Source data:
+--
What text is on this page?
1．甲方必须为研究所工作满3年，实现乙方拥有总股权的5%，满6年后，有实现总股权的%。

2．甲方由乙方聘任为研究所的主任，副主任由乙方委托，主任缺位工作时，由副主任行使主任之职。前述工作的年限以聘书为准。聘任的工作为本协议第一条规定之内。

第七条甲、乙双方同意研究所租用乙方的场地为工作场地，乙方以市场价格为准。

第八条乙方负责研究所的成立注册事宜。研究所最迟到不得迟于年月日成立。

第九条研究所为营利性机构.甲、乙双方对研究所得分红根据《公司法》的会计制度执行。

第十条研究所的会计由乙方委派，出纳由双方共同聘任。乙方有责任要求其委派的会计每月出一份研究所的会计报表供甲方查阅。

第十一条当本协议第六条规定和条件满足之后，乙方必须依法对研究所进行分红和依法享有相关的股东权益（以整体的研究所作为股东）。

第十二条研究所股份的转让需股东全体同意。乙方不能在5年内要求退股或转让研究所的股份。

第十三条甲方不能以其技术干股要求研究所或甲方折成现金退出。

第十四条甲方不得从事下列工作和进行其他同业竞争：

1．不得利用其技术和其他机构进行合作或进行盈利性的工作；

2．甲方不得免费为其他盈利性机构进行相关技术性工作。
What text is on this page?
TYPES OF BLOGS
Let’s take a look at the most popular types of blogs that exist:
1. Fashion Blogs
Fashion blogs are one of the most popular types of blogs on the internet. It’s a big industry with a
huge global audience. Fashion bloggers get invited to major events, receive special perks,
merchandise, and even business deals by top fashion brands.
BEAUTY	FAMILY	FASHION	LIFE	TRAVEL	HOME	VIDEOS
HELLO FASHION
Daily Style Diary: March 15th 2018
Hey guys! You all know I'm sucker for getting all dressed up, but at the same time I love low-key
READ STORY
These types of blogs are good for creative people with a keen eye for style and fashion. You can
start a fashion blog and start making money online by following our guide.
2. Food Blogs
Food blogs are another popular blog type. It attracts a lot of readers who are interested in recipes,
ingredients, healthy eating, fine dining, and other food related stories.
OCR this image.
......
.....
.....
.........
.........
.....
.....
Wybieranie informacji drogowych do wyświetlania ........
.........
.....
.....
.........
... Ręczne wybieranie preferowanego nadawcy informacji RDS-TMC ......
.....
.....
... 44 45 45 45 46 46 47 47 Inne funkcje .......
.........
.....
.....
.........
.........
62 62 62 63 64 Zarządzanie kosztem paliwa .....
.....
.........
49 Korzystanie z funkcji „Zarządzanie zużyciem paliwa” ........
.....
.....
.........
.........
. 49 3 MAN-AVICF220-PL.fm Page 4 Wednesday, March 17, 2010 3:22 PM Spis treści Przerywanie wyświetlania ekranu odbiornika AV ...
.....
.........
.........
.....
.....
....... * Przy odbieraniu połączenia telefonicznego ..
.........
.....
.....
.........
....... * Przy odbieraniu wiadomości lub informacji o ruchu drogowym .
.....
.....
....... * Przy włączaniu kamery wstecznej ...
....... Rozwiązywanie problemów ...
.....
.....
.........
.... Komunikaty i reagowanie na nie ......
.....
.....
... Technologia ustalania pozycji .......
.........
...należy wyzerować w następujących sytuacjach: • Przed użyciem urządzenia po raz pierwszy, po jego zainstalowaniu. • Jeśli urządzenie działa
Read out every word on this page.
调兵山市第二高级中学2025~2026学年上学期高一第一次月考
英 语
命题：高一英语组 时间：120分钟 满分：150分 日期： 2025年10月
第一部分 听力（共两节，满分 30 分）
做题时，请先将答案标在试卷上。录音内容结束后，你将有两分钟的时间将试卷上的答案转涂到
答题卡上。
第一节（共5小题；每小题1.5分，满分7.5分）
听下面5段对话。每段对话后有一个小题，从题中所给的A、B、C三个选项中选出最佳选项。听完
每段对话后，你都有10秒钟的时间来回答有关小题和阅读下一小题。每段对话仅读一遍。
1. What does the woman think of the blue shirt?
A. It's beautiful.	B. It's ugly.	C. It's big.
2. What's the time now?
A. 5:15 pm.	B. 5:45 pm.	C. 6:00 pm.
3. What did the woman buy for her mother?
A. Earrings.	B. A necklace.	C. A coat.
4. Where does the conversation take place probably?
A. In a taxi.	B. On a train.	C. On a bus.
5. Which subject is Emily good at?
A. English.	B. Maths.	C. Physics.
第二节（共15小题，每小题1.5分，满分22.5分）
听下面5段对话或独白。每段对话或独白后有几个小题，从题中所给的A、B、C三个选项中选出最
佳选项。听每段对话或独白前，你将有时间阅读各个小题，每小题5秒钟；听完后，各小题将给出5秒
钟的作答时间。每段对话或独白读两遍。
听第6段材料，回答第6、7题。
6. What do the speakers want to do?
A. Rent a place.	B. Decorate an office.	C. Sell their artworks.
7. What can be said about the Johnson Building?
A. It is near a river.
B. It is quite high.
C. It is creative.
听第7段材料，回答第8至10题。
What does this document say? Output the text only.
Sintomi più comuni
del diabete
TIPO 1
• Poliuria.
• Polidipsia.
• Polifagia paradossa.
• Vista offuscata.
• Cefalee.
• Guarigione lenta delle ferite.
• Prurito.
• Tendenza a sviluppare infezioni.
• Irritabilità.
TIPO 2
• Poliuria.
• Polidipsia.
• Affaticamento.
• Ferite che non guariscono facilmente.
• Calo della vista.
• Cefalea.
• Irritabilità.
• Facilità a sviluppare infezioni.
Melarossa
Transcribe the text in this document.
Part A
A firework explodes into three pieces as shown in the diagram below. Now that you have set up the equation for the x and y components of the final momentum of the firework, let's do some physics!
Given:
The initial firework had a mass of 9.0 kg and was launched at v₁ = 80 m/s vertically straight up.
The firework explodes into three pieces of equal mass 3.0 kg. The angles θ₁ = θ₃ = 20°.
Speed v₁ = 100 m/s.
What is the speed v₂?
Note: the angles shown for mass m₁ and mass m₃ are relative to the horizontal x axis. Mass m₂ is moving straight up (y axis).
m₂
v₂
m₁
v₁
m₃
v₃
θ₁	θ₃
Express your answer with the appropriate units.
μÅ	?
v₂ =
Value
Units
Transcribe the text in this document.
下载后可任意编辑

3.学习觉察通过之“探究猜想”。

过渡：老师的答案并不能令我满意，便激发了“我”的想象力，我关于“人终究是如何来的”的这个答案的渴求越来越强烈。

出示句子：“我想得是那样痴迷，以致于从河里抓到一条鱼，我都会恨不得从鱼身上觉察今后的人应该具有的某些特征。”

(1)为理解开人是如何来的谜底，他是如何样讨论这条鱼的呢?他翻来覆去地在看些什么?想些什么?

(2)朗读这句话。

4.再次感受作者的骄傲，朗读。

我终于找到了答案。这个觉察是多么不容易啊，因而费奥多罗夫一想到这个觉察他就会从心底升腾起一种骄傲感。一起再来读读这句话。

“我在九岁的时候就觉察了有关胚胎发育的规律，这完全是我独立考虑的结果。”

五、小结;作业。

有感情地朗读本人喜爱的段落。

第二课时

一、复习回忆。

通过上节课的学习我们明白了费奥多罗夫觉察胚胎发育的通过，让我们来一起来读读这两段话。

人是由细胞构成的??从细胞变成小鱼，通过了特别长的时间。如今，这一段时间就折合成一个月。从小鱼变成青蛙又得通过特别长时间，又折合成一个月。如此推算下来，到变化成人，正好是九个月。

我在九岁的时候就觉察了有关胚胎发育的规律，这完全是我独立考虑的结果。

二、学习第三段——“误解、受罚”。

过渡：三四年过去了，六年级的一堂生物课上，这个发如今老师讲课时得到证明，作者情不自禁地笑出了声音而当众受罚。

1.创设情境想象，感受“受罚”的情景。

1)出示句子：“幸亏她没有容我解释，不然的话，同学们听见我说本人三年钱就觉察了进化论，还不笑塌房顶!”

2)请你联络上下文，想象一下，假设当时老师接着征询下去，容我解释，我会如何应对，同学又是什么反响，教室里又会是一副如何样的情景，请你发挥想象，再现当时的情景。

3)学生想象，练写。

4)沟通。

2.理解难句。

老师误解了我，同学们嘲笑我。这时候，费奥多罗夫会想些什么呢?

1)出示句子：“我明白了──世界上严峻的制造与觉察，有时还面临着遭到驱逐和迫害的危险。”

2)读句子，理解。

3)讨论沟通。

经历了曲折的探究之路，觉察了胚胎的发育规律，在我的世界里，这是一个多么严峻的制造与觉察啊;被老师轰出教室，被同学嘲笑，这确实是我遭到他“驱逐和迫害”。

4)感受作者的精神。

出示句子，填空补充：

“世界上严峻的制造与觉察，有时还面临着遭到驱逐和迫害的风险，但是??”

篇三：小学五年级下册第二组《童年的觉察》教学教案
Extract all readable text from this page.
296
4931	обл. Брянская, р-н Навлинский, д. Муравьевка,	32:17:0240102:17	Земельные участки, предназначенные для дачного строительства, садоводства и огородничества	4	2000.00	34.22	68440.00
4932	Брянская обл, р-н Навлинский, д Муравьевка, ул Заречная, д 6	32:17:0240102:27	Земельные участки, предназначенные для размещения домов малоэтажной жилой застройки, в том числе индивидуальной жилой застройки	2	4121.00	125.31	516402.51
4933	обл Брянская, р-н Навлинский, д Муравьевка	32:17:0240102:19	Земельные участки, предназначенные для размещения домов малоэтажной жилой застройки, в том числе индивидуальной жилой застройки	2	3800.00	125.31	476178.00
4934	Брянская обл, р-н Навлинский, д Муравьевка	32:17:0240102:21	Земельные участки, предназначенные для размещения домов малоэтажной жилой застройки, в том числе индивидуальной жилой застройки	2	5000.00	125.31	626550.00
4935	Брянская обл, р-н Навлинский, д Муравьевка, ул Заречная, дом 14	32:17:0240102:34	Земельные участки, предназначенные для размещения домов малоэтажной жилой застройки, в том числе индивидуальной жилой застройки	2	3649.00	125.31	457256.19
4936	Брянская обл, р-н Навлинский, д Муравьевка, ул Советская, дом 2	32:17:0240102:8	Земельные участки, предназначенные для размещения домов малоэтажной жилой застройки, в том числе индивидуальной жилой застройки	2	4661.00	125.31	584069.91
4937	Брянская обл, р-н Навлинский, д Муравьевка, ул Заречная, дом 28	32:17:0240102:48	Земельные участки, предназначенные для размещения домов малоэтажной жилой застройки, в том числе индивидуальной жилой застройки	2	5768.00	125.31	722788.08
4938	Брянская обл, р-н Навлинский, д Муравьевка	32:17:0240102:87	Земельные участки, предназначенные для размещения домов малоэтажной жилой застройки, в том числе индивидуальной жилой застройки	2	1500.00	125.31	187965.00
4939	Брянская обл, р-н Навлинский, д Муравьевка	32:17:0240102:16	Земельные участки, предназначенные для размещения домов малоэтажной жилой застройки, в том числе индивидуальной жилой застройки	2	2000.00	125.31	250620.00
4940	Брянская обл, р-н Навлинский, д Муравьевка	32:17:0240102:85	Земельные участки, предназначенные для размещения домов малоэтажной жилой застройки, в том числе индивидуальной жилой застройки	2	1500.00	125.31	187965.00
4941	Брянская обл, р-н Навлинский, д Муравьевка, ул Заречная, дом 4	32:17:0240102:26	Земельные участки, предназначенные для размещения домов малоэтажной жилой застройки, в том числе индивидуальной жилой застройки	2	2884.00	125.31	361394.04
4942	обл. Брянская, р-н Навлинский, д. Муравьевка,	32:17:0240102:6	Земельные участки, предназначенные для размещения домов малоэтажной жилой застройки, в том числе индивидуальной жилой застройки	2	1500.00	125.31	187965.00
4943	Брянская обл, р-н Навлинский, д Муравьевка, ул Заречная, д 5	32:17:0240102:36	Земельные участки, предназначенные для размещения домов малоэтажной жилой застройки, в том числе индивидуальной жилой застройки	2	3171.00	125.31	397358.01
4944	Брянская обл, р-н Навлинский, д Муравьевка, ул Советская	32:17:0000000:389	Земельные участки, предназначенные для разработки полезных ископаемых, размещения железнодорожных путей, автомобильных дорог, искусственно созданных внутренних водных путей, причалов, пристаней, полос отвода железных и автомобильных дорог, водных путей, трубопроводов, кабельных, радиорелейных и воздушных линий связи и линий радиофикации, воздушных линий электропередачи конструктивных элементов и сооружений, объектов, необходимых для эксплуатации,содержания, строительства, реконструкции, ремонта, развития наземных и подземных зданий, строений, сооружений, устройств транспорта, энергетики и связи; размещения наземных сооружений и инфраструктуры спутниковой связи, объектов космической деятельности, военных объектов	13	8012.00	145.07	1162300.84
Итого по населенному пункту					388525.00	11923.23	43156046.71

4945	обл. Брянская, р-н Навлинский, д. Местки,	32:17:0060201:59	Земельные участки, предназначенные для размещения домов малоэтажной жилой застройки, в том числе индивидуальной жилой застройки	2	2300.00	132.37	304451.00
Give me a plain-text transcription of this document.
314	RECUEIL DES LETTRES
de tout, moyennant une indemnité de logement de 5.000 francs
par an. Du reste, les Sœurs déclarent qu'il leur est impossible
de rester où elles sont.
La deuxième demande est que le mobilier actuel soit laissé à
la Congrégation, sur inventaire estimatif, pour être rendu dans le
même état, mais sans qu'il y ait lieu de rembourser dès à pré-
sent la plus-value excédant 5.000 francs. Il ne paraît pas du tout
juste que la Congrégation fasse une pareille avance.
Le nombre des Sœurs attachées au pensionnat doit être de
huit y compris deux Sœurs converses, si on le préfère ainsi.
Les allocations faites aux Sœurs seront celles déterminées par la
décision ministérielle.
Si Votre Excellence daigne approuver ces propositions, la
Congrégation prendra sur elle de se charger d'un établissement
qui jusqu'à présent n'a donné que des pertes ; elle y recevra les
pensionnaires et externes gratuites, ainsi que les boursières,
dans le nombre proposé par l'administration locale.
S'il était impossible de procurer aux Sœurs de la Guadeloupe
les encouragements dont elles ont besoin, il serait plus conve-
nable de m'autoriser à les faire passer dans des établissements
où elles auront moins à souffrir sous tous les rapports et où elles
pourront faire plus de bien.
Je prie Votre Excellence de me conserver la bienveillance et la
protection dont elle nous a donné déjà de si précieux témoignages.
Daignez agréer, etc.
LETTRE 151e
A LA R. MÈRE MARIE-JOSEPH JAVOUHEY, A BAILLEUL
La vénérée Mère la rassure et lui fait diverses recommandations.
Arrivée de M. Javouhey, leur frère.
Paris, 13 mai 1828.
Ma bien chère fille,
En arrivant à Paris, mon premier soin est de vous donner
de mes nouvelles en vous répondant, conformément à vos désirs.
+--
Going through the data above, count the lines where the string "Sœurs" appears, and answer with only that number.

Finished answer: 5